Written exercise |
Gather up the lines that contain "ACIERTO".

Provided records |
-=-=-=-=-
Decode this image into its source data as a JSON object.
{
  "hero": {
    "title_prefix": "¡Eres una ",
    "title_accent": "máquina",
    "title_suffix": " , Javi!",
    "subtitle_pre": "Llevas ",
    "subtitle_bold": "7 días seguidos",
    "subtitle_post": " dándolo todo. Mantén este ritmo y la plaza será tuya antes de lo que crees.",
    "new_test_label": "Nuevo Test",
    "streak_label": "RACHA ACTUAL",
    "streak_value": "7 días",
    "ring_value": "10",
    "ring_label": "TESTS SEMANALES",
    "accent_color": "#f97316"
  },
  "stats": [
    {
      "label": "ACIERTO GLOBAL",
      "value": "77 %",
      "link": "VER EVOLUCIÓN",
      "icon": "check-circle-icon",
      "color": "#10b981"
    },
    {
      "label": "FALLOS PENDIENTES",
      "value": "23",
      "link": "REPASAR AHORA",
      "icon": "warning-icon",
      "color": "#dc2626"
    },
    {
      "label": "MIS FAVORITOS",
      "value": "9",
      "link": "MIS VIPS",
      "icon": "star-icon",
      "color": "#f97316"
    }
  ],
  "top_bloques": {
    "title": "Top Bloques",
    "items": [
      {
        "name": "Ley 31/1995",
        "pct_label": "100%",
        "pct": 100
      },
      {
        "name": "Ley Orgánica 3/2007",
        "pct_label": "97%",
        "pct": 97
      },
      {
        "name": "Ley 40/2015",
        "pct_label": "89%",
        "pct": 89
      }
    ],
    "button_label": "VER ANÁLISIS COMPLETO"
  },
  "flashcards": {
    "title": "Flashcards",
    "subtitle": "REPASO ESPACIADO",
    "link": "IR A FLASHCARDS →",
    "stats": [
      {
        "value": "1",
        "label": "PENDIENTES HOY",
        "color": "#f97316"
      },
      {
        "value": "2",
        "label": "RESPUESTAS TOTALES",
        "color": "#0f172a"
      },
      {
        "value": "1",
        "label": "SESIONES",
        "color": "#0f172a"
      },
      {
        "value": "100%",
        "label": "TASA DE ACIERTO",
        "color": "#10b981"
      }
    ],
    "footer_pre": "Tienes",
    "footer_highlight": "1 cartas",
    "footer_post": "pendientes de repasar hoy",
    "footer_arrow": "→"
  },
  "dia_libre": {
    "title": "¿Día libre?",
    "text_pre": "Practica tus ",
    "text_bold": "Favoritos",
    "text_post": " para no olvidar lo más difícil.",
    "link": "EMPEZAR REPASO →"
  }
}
-=-=-=-=-
Answer to the task |
      "label": "ACIERTO GLOBAL",
        "label": "TASA DE ACIERTO",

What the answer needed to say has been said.